◆ SHORT EXERCISE
Please answer these questions about the patch below.
(a) Who is listed as the sender of the patch?
(b) How many insertions and deletions does the change summary report?
(c) According to the comment above HasSubscriptionRelationsCached(), what must be initialized before that function is invoked?

From d553885c36a2b80c5eb9b0704ba18bd76ee079cb Mon Sep 17 00:00:00 2001
From: Zhijie Hou <houzj.fnst@fujitsu.com>
Date: Wed, 27 Aug 2025 18:11:38 +0800
Subject: [PATCH v2 1/2] Avoid retaining conflict-related data when no tables
 are subscribed

This commit fixes an issue where conflict-related data was unnecessarily
retained when the subscription does not have a table.
---
 src/backend/replication/logical/tablesync.c | 26 +++++++++++++++++++++
 src/backend/replication/logical/worker.c    | 14 +++++++----
 src/include/replication/worker_internal.h   |  1 +
 3 files changed, 37 insertions(+), 4 deletions(-)

diff --git a/src/backend/replication/logical/tablesync.c b/src/backend/replication/logical/tablesync.c
index d3356bc84ee..e6da4028d39 100644
--- a/src/backend/replication/logical/tablesync.c
+++ b/src/backend/replication/logical/tablesync.c
@@ -1788,6 +1788,32 @@ AllTablesyncsReady(void)
 	return has_subrels && (table_states_not_ready == NIL);
 }
 
+/*
+ * Return whether the subscription currently has any relations.
+ *
+ * Note: Unlike HasSubscriptionRelations(), this function relies on cached
+ * information for subscription relations. Additionally, it should not be
+ * invoked outside of apply or tablesync workers, as MySubscription must be
+ * initialized first.
+ */
+bool
+HasSubscriptionRelationsCached(void)
+{
+	bool		started_tx;
+	bool		has_subrels;
+
+	/* We need up-to-date subscription tables info here */
+	has_subrels = FetchTableStates(&started_tx);
+
+	if (started_tx)
+	{
+		CommitTransactionCommand();
+		pgstat_report_stat(true);
+	}
+
+	return has_subrels;
+}
+
 /*
  * Update the two_phase state of the specified subscription in pg_subscription.
  */
diff --git a/src/backend/replication/logical/worker.c b/src/backend/replication/logical/worker.c
index f1ebd63e792..38f27e1cb50 100644
--- a/src/backend/replication/logical/worker.c
+++ b/src/backend/replication/logical/worker.c
@@ -4595,11 +4595,17 @@ wait_for_local_flush(RetainDeadTuplesData *rdt_data)

(Element and region listings)
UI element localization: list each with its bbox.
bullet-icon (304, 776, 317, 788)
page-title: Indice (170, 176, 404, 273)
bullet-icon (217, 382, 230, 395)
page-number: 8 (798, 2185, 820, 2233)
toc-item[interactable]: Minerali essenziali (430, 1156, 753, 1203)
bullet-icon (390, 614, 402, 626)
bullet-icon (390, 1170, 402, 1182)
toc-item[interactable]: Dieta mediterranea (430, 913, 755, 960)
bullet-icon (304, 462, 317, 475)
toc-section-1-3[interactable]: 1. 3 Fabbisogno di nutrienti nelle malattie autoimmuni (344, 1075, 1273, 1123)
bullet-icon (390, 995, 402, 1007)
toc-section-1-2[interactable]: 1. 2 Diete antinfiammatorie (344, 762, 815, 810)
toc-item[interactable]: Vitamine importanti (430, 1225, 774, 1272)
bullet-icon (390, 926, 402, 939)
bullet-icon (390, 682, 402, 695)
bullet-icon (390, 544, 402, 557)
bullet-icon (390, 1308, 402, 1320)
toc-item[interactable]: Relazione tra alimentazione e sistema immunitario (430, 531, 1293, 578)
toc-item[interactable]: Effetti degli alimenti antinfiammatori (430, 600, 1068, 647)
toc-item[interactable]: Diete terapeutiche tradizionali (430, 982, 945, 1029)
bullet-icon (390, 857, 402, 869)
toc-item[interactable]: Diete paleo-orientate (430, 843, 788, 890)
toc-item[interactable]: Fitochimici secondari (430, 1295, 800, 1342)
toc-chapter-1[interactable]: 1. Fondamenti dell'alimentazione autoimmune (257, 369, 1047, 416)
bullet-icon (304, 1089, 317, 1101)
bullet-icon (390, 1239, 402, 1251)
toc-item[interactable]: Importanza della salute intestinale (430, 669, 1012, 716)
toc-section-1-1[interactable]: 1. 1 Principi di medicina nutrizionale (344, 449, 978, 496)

◆ ANSWER IN FULL
(a) Zhijie Hou
(b) 37 insertions and 4 deletions
(c) MySubscription